Dataset records:
......

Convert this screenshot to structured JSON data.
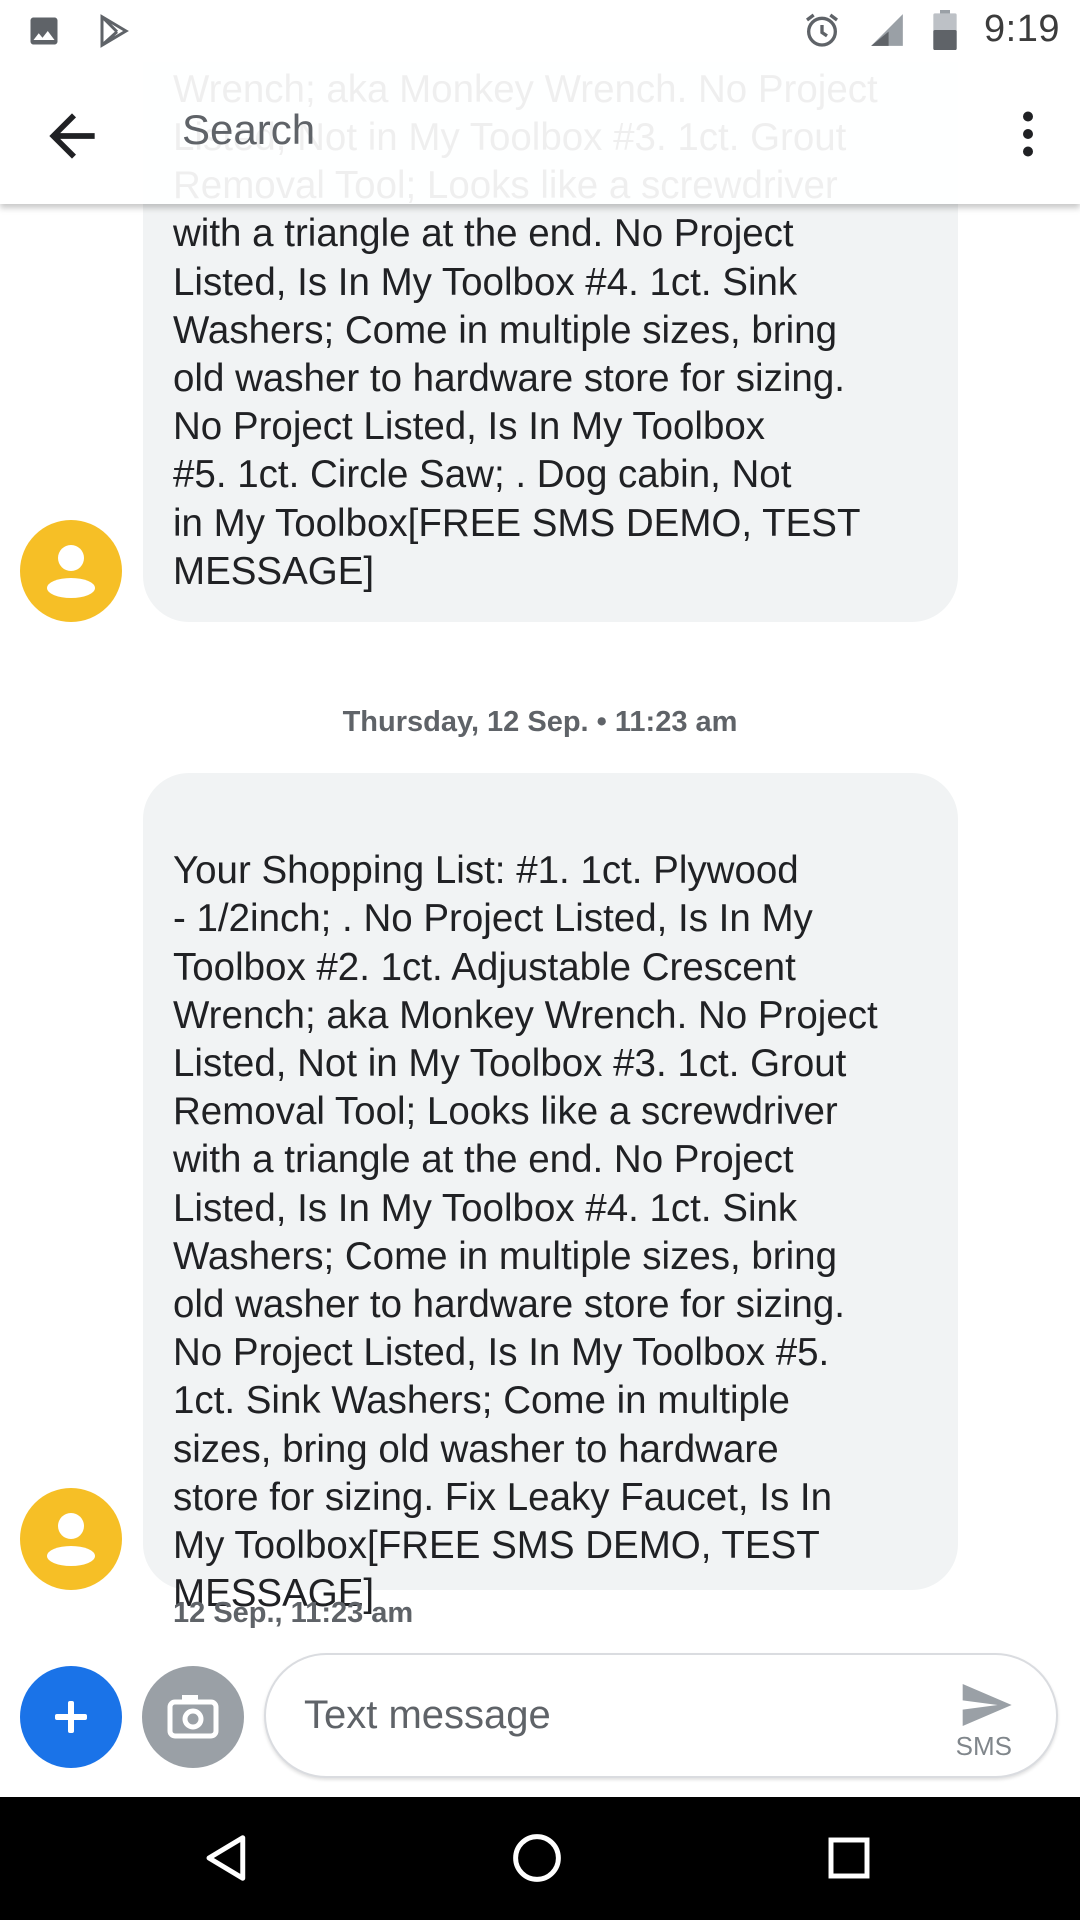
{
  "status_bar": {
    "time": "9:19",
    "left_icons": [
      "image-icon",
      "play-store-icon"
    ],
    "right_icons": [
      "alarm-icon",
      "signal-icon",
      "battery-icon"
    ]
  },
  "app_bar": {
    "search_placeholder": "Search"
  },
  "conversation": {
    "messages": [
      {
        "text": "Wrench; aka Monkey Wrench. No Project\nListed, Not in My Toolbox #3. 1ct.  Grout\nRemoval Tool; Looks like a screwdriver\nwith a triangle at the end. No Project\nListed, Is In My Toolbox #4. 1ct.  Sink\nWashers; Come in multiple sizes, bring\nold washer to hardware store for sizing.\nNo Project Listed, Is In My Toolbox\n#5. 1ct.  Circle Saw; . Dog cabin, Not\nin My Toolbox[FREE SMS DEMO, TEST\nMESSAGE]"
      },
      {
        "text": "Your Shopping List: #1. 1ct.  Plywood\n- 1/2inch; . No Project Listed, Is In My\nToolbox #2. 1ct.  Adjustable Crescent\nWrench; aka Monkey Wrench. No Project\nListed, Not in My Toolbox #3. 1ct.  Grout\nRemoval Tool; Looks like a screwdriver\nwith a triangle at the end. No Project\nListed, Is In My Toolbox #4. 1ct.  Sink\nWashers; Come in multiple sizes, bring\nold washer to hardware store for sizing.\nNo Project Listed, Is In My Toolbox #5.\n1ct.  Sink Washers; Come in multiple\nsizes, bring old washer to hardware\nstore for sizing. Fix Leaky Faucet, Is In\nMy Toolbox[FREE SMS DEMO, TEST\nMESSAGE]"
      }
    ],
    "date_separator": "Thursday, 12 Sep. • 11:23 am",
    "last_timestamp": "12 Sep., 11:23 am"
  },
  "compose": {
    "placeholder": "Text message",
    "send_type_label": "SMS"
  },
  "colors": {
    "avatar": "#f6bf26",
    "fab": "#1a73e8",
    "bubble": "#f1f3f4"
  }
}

......

--- GOAL OF THE EXERCISE ---
Quote the material in full and exactly; do not carry over its pictures.

--- FINAL RESULT ---
Convert this screenshot to structured JSON data.
{
  "status_bar": {
    "time": "9:19",
    "left_icons": [
      "image-icon",
      "play-store-icon"
    ],
    "right_icons": [
      "alarm-icon",
      "signal-icon",
      "battery-icon"
    ]
  },
  "app_bar": {
    "search_placeholder": "Search"
  },
  "conversation": {
    "messages": [
      {
        "text": "Wrench; aka Monkey Wrench. No Project\nListed, Not in My Toolbox #3. 1ct.  Grout\nRemoval Tool; Looks like a screwdriver\nwith a triangle at the end. No Project\nListed, Is In My Toolbox #4. 1ct.  Sink\nWashers; Come in multiple sizes, bring\nold washer to hardware store for sizing.\nNo Project Listed, Is In My Toolbox\n#5. 1ct.  Circle Saw; . Dog cabin, Not\nin My Toolbox[FREE SMS DEMO, TEST\nMESSAGE]"
      },
      {
        "text": "Your Shopping List: #1. 1ct.  Plywood\n- 1/2inch; . No Project Listed, Is In My\nToolbox #2. 1ct.  Adjustable Crescent\nWrench; aka Monkey Wrench. No Project\nListed, Not in My Toolbox #3. 1ct.  Grout\nRemoval Tool; Looks like a screwdriver\nwith a triangle at the end. No Project\nListed, Is In My Toolbox #4. 1ct.  Sink\nWashers; Come in multiple sizes, bring\nold washer to hardware store for sizing.\nNo Project Listed, Is In My Toolbox #5.\n1ct.  Sink Washers; Come in multiple\nsizes, bring old washer to hardware\nstore for sizing. Fix Leaky Faucet, Is In\nMy Toolbox[FREE SMS DEMO, TEST\nMESSAGE]"
      }
    ],
    "date_separator": "Thursday, 12 Sep. • 11:23 am",
    "last_timestamp": "12 Sep., 11:23 am"
  },
  "compose": {
    "placeholder": "Text message",
    "send_type_label": "SMS"
  },
  "colors": {
    "avatar": "#f6bf26",
    "fab": "#1a73e8",
    "bubble": "#f1f3f4"
  }
}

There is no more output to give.